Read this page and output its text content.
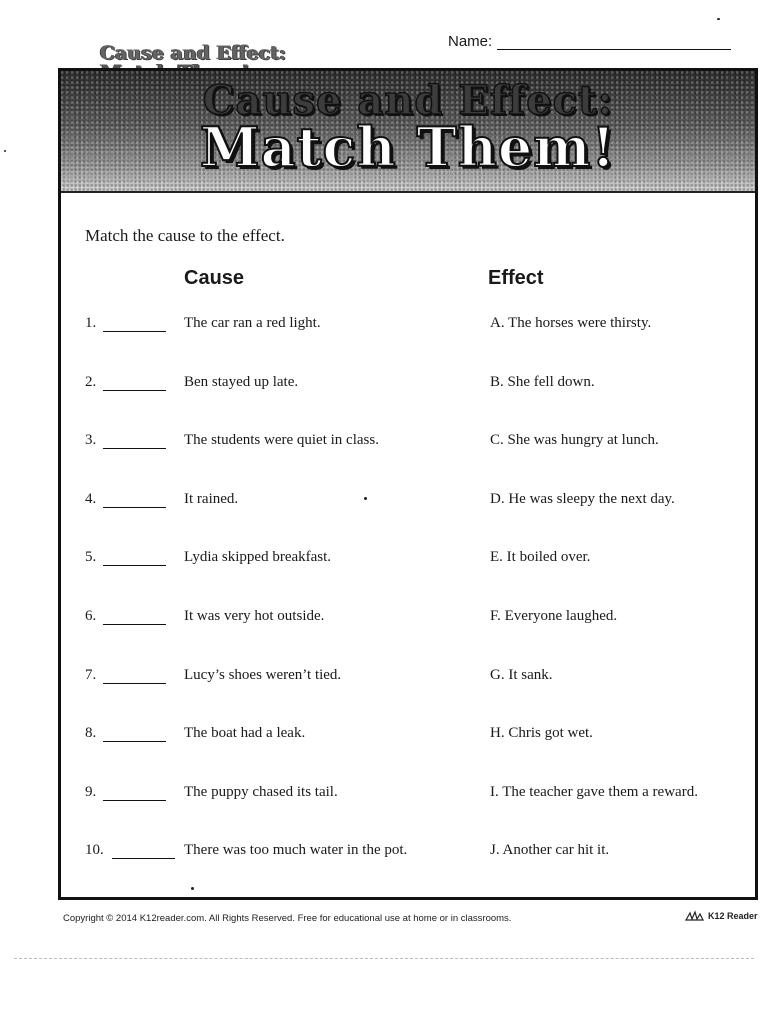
Name:
Cause and Effect:
Cause and Effect:
Match Them!
Match the cause to the effect.
Cause	Effect
1.	The car ran a red light.	A. The horses were thirsty.
2.	Ben stayed up late.	B. She fell down.
3.	The students were quiet in class.	C. She was hungry at lunch.
4.	It rained.	D. He was sleepy the next day.
5.	Lydia skipped breakfast.	E. It boiled over.
6.	It was very hot outside.	F. Everyone laughed.
7.	Lucy’s shoes weren’t tied.	G. It sank.
8.	The boat had a leak.	H. Chris got wet.
9.	The puppy chased its tail.	I. The teacher gave them a reward.
10.	There was too much water in the pot.	J. Another car hit it.
Copyright © 2014 K12reader.com. All Rights Reserved. Free for educational use at home or in classrooms.	K12 Reader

......

> _AIM_:
Pictures in the records should not appear in your copy, but everything else must be transcribed exactly.

> _ANSWER FOR THE TASK_:
Read this page and output its text content.
Name:
Cause and Effect:
Cause and Effect:
Match Them!
Match the cause to the effect.
Cause	Effect
1.	The car ran a red light.	A. The horses were thirsty.
2.	Ben stayed up late.	B. She fell down.
3.	The students were quiet in class.	C. She was hungry at lunch.
4.	It rained.	D. He was sleepy the next day.
5.	Lydia skipped breakfast.	E. It boiled over.
6.	It was very hot outside.	F. Everyone laughed.
7.	Lucy’s shoes weren’t tied.	G. It sank.
8.	The boat had a leak.	H. Chris got wet.
9.	The puppy chased its tail.	I. The teacher gave them a reward.
10.	There was too much water in the pot.	J. Another car hit it.
Copyright © 2014 K12reader.com. All Rights Reserved. Free for educational use at home or in classrooms.	K12 Reader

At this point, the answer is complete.